**Data provided:**
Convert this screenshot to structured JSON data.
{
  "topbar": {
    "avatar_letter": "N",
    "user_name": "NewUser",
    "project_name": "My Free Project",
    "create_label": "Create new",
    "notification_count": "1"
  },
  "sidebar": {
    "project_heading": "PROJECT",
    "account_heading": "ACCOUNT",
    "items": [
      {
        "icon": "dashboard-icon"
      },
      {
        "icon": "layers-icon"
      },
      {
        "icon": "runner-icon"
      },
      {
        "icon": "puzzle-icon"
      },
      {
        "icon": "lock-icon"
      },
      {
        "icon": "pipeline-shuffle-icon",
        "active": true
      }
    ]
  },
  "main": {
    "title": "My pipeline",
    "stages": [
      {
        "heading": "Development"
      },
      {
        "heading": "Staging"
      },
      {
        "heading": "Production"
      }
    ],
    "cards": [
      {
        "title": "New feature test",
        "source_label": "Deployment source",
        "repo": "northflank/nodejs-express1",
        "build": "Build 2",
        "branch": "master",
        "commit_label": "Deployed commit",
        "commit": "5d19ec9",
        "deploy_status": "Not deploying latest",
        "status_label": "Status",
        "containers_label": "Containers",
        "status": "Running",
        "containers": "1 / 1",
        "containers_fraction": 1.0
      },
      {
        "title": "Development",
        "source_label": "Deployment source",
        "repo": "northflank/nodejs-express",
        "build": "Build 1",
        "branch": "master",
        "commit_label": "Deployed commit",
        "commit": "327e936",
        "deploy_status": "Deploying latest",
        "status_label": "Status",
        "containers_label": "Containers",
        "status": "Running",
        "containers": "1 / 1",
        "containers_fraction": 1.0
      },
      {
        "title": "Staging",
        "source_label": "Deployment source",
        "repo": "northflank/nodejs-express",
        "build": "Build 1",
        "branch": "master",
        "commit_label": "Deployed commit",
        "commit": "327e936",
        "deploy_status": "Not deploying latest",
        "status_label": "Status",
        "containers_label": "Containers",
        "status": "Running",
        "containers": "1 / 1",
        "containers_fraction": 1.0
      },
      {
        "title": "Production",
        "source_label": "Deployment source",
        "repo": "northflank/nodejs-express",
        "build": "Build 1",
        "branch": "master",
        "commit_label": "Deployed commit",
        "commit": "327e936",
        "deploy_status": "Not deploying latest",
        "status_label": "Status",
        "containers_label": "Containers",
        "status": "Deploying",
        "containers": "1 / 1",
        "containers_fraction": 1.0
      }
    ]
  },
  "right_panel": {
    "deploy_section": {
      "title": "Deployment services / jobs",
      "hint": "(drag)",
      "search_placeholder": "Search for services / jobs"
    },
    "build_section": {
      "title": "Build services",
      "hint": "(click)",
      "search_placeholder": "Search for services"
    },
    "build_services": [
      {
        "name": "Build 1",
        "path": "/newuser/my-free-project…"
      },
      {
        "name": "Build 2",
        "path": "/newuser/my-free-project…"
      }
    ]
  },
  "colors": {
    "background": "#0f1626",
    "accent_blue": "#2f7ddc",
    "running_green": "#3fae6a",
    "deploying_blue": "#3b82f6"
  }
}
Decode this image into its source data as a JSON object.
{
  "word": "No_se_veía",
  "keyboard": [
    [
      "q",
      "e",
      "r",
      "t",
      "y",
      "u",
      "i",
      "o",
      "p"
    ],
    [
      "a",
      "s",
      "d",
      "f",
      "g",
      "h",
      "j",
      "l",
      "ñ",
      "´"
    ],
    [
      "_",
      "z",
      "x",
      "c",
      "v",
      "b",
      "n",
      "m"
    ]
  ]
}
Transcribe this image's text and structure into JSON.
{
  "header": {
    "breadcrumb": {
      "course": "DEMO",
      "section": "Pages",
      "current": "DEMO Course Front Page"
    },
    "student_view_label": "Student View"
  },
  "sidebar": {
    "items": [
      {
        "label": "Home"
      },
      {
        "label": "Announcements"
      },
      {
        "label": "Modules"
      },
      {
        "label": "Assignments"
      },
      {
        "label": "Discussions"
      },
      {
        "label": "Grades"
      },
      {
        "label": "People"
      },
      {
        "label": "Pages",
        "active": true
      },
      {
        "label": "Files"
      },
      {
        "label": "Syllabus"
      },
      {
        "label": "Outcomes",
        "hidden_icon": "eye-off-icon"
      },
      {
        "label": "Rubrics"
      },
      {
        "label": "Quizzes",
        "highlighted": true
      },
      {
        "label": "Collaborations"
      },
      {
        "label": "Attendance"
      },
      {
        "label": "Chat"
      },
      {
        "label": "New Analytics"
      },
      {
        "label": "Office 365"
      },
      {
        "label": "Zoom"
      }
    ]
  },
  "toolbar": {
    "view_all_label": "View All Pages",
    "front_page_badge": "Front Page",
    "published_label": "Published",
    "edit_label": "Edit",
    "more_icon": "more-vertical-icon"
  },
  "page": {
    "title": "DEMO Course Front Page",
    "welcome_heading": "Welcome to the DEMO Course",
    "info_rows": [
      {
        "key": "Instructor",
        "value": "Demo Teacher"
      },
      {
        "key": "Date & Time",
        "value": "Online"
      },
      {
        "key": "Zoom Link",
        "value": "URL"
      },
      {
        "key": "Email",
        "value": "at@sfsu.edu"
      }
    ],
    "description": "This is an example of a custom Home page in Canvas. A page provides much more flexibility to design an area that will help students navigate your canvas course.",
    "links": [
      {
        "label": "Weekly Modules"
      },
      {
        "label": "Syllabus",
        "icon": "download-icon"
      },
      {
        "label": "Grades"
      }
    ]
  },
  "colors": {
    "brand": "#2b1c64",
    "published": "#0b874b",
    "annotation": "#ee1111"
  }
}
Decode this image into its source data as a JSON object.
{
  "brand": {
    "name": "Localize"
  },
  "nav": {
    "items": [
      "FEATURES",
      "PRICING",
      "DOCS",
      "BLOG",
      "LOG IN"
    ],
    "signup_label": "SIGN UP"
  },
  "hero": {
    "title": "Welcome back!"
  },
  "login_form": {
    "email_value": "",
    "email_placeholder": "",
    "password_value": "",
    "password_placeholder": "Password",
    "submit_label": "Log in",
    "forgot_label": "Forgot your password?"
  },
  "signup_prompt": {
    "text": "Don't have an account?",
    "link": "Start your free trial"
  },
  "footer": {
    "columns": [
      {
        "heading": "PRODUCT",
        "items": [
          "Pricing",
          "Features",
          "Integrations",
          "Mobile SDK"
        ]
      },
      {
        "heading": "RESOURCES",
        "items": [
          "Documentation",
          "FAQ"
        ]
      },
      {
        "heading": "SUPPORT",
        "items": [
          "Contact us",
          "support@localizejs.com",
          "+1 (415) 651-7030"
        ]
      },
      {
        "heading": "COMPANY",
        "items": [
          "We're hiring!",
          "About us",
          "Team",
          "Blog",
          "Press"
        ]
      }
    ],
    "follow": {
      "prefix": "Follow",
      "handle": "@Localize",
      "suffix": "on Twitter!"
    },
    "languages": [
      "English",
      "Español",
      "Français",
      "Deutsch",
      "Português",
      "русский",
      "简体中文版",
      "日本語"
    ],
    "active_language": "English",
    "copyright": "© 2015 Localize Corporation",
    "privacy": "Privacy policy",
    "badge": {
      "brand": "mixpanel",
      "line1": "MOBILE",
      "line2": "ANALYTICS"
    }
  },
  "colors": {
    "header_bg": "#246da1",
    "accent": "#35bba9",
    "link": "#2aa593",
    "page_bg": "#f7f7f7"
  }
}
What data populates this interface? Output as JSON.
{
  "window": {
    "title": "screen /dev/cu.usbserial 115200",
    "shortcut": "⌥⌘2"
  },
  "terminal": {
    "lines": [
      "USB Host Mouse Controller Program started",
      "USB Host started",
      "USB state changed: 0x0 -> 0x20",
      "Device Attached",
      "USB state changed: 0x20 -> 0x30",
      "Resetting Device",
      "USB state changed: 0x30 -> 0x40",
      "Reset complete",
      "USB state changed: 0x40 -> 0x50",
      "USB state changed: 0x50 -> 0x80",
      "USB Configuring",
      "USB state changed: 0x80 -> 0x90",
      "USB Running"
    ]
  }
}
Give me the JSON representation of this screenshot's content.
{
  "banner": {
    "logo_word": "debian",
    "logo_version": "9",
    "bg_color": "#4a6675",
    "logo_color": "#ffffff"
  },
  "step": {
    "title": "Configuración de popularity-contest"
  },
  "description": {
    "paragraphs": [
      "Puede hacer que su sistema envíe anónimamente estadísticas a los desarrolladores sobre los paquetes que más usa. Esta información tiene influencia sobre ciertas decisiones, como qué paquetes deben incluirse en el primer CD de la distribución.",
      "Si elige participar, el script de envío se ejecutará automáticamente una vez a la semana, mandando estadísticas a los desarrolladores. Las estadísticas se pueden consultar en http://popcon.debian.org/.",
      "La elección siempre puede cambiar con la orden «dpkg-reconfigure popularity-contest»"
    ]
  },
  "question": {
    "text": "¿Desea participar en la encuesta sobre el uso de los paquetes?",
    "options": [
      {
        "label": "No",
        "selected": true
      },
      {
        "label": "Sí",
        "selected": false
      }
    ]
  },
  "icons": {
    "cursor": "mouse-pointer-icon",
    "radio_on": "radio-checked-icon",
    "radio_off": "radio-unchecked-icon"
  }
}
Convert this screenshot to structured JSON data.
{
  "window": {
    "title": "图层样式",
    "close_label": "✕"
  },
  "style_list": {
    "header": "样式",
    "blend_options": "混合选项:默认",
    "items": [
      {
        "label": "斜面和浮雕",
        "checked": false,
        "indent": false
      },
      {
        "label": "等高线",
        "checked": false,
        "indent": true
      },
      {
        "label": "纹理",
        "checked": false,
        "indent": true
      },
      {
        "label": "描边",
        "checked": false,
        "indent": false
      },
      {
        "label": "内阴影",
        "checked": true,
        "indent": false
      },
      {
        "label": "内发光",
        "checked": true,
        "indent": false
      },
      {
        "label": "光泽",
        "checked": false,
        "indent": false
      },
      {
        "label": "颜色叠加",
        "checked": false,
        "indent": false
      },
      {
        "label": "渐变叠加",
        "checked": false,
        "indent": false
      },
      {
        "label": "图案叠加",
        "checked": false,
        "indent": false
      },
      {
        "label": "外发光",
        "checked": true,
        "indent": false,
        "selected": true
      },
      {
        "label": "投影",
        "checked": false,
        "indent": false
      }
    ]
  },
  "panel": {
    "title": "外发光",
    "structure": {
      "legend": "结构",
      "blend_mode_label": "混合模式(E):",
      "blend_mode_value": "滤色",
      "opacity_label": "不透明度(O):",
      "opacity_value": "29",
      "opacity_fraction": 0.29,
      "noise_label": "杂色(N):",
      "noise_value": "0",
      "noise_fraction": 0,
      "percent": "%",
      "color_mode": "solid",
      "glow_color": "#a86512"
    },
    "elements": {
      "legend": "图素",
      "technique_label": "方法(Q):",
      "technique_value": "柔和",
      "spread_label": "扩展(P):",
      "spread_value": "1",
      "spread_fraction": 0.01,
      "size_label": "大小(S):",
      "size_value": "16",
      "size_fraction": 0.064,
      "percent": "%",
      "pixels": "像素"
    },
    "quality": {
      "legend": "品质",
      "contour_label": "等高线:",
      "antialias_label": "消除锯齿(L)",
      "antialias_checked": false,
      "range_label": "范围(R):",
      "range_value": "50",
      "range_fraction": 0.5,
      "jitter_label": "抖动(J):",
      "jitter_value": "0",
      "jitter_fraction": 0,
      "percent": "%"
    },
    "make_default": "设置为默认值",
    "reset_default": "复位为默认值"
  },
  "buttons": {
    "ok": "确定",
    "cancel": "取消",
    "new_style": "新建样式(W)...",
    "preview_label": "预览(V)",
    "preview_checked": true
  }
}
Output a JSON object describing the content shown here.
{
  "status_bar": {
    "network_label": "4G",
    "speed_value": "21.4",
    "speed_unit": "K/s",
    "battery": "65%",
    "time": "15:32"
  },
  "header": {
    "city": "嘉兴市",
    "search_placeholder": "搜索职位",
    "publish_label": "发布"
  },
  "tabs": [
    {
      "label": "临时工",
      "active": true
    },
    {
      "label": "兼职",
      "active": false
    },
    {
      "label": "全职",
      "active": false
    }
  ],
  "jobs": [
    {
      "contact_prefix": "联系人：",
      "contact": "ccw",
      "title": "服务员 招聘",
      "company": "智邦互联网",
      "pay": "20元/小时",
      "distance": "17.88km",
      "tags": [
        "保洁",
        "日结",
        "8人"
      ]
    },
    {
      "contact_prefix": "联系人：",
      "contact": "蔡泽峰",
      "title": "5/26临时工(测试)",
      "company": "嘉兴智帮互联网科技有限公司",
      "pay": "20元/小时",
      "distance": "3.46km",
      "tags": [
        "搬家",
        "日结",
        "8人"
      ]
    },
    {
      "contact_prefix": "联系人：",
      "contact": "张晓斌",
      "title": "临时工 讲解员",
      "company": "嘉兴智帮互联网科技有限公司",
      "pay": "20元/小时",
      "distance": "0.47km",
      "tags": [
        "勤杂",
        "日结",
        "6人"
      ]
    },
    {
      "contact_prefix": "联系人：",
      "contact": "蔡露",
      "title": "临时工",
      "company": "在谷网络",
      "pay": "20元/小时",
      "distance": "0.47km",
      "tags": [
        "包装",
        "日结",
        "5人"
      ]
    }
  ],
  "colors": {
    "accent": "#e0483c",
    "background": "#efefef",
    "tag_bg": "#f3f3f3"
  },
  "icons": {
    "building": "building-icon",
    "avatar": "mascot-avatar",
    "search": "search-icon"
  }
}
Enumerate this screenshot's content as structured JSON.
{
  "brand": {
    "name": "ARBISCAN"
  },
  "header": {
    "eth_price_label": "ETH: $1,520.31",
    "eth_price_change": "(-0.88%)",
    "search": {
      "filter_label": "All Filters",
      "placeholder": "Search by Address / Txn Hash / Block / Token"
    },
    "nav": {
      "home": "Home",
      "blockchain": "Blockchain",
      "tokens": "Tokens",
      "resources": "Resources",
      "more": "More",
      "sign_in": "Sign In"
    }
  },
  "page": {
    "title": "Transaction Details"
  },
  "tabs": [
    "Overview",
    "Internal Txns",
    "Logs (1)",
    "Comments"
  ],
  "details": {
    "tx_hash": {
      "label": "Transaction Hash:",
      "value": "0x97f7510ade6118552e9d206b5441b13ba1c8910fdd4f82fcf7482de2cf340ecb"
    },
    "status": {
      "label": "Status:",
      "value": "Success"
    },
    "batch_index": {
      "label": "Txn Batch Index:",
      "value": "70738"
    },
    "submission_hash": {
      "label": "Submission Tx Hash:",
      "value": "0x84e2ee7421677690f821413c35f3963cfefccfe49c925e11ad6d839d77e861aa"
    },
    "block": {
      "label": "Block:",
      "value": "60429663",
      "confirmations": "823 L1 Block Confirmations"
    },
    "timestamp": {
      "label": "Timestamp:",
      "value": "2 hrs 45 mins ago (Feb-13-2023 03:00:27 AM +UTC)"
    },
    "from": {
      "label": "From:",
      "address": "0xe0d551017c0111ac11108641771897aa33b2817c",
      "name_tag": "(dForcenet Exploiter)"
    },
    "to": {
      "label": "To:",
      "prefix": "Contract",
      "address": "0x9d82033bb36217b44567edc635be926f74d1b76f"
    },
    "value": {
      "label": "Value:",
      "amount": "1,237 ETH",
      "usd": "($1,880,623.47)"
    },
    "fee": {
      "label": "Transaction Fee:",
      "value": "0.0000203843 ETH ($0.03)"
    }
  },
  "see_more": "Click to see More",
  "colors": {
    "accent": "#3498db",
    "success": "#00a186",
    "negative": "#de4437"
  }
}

**Directions for this task:**
In the data above, tally the lines holding "your" and answer with the figure only.

**Correct result:**
3